**AIM OF THE TASK:** Transcribe the listing below word for word.

**ENTRIES:**
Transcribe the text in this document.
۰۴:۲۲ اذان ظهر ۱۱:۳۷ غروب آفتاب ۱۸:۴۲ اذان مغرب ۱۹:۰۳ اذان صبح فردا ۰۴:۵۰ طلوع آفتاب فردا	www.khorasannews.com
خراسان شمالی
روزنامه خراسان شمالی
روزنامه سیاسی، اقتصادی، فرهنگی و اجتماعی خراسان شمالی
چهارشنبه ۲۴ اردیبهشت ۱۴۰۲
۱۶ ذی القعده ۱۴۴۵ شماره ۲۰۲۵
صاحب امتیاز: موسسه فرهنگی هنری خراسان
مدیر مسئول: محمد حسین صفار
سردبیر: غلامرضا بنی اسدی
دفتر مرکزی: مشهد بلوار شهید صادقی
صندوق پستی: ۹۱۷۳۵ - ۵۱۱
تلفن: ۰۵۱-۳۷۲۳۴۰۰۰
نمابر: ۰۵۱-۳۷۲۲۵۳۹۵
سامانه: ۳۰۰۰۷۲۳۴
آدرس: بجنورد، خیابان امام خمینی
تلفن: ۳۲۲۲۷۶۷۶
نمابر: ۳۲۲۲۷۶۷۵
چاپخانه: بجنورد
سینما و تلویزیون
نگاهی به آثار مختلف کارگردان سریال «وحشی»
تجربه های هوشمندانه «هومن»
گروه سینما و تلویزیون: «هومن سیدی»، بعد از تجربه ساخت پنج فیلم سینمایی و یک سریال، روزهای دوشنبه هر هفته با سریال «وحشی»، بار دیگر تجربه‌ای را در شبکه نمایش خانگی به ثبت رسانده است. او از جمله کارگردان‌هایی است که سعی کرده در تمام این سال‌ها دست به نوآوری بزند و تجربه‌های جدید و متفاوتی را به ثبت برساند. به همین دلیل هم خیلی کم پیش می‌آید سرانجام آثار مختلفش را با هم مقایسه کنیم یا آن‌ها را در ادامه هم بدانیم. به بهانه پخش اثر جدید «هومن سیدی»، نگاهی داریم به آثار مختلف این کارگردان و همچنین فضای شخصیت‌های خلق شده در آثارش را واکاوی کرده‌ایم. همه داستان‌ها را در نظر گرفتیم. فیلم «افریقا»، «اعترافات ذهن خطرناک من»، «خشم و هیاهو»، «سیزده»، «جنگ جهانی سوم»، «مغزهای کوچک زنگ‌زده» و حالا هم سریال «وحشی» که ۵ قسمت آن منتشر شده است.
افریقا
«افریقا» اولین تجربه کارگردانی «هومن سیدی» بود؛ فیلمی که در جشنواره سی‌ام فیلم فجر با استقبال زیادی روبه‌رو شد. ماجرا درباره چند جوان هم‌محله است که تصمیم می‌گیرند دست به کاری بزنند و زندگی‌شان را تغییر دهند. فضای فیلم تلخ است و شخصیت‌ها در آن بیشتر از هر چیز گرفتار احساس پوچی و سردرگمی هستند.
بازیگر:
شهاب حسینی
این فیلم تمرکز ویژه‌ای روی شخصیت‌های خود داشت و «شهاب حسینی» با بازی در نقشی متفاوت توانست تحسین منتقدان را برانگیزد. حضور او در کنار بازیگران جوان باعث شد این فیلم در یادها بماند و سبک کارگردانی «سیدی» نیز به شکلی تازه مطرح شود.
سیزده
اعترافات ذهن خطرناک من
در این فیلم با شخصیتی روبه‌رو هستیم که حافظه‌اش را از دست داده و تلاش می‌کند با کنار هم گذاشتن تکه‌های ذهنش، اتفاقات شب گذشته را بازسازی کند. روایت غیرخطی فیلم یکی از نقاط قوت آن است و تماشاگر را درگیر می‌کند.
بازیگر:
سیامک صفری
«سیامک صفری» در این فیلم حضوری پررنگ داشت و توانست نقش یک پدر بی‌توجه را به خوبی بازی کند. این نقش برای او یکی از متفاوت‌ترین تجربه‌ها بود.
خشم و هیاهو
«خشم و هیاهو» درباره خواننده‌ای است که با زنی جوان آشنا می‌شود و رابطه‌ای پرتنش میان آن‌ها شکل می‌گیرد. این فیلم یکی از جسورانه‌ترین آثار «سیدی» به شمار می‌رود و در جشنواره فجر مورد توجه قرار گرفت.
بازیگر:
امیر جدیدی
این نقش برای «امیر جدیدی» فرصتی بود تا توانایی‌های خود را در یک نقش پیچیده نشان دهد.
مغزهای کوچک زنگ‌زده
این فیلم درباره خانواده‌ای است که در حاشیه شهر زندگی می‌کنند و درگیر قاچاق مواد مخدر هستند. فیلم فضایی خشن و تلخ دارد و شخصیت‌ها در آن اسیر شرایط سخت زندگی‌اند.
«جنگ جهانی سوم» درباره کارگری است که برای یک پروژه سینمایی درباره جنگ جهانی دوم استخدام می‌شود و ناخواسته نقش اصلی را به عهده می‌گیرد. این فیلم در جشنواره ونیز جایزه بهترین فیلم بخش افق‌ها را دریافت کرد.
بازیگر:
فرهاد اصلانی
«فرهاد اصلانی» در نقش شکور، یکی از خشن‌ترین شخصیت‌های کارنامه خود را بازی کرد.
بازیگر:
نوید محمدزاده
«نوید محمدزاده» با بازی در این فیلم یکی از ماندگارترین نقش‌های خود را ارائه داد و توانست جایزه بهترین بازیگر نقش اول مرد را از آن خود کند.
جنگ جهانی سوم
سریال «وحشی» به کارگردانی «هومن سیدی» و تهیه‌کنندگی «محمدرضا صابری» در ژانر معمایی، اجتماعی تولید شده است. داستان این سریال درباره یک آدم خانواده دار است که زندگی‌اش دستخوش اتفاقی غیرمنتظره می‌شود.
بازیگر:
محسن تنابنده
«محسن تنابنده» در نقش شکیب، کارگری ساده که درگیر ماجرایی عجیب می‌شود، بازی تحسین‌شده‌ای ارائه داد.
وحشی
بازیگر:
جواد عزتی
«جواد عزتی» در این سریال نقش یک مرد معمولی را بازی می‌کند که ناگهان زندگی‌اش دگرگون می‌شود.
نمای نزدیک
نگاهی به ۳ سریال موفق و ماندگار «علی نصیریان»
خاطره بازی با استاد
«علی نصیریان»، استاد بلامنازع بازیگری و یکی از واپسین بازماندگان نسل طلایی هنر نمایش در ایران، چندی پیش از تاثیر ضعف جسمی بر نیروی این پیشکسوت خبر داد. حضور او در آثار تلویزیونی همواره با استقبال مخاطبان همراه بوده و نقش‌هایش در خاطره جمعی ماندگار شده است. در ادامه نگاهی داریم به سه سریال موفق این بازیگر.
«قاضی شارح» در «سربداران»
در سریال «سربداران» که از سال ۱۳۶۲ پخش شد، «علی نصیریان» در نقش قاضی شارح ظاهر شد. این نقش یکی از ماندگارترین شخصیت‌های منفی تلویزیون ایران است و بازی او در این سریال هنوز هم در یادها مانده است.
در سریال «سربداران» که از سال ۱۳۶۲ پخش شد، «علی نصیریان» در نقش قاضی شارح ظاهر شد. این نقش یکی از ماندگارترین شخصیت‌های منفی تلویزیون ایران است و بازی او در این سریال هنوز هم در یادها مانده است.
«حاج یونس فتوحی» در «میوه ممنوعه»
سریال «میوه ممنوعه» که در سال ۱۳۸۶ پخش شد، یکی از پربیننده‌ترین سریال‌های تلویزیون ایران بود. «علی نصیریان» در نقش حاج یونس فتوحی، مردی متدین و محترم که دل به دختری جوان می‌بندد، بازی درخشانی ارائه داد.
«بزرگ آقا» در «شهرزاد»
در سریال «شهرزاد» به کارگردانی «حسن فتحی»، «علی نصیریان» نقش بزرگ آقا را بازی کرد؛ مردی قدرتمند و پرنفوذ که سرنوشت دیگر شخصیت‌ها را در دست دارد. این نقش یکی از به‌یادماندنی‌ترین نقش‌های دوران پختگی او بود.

**TASK SOLUTION:**
Transcribe the text in this document.
۰۴:۲۲ اذان ظهر ۱۱:۳۷ غروب آفتاب ۱۸:۴۲ اذان مغرب ۱۹:۰۳ اذان صبح فردا ۰۴:۵۰ طلوع آفتاب فردا	www.khorasannews.com
خراسان شمالی
روزنامه خراسان شمالی
روزنامه سیاسی، اقتصادی، فرهنگی و اجتماعی خراسان شمالی
چهارشنبه ۲۴ اردیبهشت ۱۴۰۲
۱۶ ذی القعده ۱۴۴۵ شماره ۲۰۲۵
صاحب امتیاز: موسسه فرهنگی هنری خراسان
مدیر مسئول: محمد حسین صفار
سردبیر: غلامرضا بنی اسدی
دفتر مرکزی: مشهد بلوار شهید صادقی
صندوق پستی: ۹۱۷۳۵ - ۵۱۱
تلفن: ۰۵۱-۳۷۲۳۴۰۰۰
نمابر: ۰۵۱-۳۷۲۲۵۳۹۵
سامانه: ۳۰۰۰۷۲۳۴
آدرس: بجنورد، خیابان امام خمینی
تلفن: ۳۲۲۲۷۶۷۶
نمابر: ۳۲۲۲۷۶۷۵
چاپخانه: بجنورد
سینما و تلویزیون
نگاهی به آثار مختلف کارگردان سریال «وحشی»
تجربه های هوشمندانه «هومن»
گروه سینما و تلویزیون: «هومن سیدی»، بعد از تجربه ساخت پنج فیلم سینمایی و یک سریال، روزهای دوشنبه هر هفته با سریال «وحشی»، بار دیگر تجربه‌ای را در شبکه نمایش خانگی به ثبت رسانده است. او از جمله کارگردان‌هایی است که سعی کرده در تمام این سال‌ها دست به نوآوری بزند و تجربه‌های جدید و متفاوتی را به ثبت برساند. به همین دلیل هم خیلی کم پیش می‌آید سرانجام آثار مختلفش را با هم مقایسه کنیم یا آن‌ها را در ادامه هم بدانیم. به بهانه پخش اثر جدید «هومن سیدی»، نگاهی داریم به آثار مختلف این کارگردان و همچنین فضای شخصیت‌های خلق شده در آثارش را واکاوی کرده‌ایم. همه داستان‌ها را در نظر گرفتیم. فیلم «افریقا»، «اعترافات ذهن خطرناک من»، «خشم و هیاهو»، «سیزده»، «جنگ جهانی سوم»، «مغزهای کوچک زنگ‌زده» و حالا هم سریال «وحشی» که ۵ قسمت آن منتشر شده است.
افریقا
«افریقا» اولین تجربه کارگردانی «هومن سیدی» بود؛ فیلمی که در جشنواره سی‌ام فیلم فجر با استقبال زیادی روبه‌رو شد. ماجرا درباره چند جوان هم‌محله است که تصمیم می‌گیرند دست به کاری بزنند و زندگی‌شان را تغییر دهند. فضای فیلم تلخ است و شخصیت‌ها در آن بیشتر از هر چیز گرفتار احساس پوچی و سردرگمی هستند.
بازیگر:
شهاب حسینی
این فیلم تمرکز ویژه‌ای روی شخصیت‌های خود داشت و «شهاب حسینی» با بازی در نقشی متفاوت توانست تحسین منتقدان را برانگیزد. حضور او در کنار بازیگران جوان باعث شد این فیلم در یادها بماند و سبک کارگردانی «سیدی» نیز به شکلی تازه مطرح شود.
سیزده
اعترافات ذهن خطرناک من
در این فیلم با شخصیتی روبه‌رو هستیم که حافظه‌اش را از دست داده و تلاش می‌کند با کنار هم گذاشتن تکه‌های ذهنش، اتفاقات شب گذشته را بازسازی کند. روایت غیرخطی فیلم یکی از نقاط قوت آن است و تماشاگر را درگیر می‌کند.
بازیگر:
سیامک صفری
«سیامک صفری» در این فیلم حضوری پررنگ داشت و توانست نقش یک پدر بی‌توجه را به خوبی بازی کند. این نقش برای او یکی از متفاوت‌ترین تجربه‌ها بود.
خشم و هیاهو
«خشم و هیاهو» درباره خواننده‌ای است که با زنی جوان آشنا می‌شود و رابطه‌ای پرتنش میان آن‌ها شکل می‌گیرد. این فیلم یکی از جسورانه‌ترین آثار «سیدی» به شمار می‌رود و در جشنواره فجر مورد توجه قرار گرفت.
بازیگر:
امیر جدیدی
این نقش برای «امیر جدیدی» فرصتی بود تا توانایی‌های خود را در یک نقش پیچیده نشان دهد.
مغزهای کوچک زنگ‌زده
این فیلم درباره خانواده‌ای است که در حاشیه شهر زندگی می‌کنند و درگیر قاچاق مواد مخدر هستند. فیلم فضایی خشن و تلخ دارد و شخصیت‌ها در آن اسیر شرایط سخت زندگی‌اند.
«جنگ جهانی سوم» درباره کارگری است که برای یک پروژه سینمایی درباره جنگ جهانی دوم استخدام می‌شود و ناخواسته نقش اصلی را به عهده می‌گیرد. این فیلم در جشنواره ونیز جایزه بهترین فیلم بخش افق‌ها را دریافت کرد.
بازیگر:
فرهاد اصلانی
«فرهاد اصلانی» در نقش شکور، یکی از خشن‌ترین شخصیت‌های کارنامه خود را بازی کرد.
بازیگر:
نوید محمدزاده
«نوید محمدزاده» با بازی در این فیلم یکی از ماندگارترین نقش‌های خود را ارائه داد و توانست جایزه بهترین بازیگر نقش اول مرد را از آن خود کند.
جنگ جهانی سوم
سریال «وحشی» به کارگردانی «هومن سیدی» و تهیه‌کنندگی «محمدرضا صابری» در ژانر معمایی، اجتماعی تولید شده است. داستان این سریال درباره یک آدم خانواده دار است که زندگی‌اش دستخوش اتفاقی غیرمنتظره می‌شود.
بازیگر:
محسن تنابنده
«محسن تنابنده» در نقش شکیب، کارگری ساده که درگیر ماجرایی عجیب می‌شود، بازی تحسین‌شده‌ای ارائه داد.
وحشی
بازیگر:
جواد عزتی
«جواد عزتی» در این سریال نقش یک مرد معمولی را بازی می‌کند که ناگهان زندگی‌اش دگرگون می‌شود.
نمای نزدیک
نگاهی به ۳ سریال موفق و ماندگار «علی نصیریان»
خاطره بازی با استاد
«علی نصیریان»، استاد بلامنازع بازیگری و یکی از واپسین بازماندگان نسل طلایی هنر نمایش در ایران، چندی پیش از تاثیر ضعف جسمی بر نیروی این پیشکسوت خبر داد. حضور او در آثار تلویزیونی همواره با استقبال مخاطبان همراه بوده و نقش‌هایش در خاطره جمعی ماندگار شده است. در ادامه نگاهی داریم به سه سریال موفق این بازیگر.
«قاضی شارح» در «سربداران»
در سریال «سربداران» که از سال ۱۳۶۲ پخش شد، «علی نصیریان» در نقش قاضی شارح ظاهر شد. این نقش یکی از ماندگارترین شخصیت‌های منفی تلویزیون ایران است و بازی او در این سریال هنوز هم در یادها مانده است.
در سریال «سربداران» که از سال ۱۳۶۲ پخش شد، «علی نصیریان» در نقش قاضی شارح ظاهر شد. این نقش یکی از ماندگارترین شخصیت‌های منفی تلویزیون ایران است و بازی او در این سریال هنوز هم در یادها مانده است.
«حاج یونس فتوحی» در «میوه ممنوعه»
سریال «میوه ممنوعه» که در سال ۱۳۸۶ پخش شد، یکی از پربیننده‌ترین سریال‌های تلویزیون ایران بود. «علی نصیریان» در نقش حاج یونس فتوحی، مردی متدین و محترم که دل به دختری جوان می‌بندد، بازی درخشانی ارائه داد.
«بزرگ آقا» در «شهرزاد»
در سریال «شهرزاد» به کارگردانی «حسن فتحی»، «علی نصیریان» نقش بزرگ آقا را بازی کرد؛ مردی قدرتمند و پرنفوذ که سرنوشت دیگر شخصیت‌ها را در دست دارد. این نقش یکی از به‌یادماندنی‌ترین نقش‌های دوران پختگی او بود.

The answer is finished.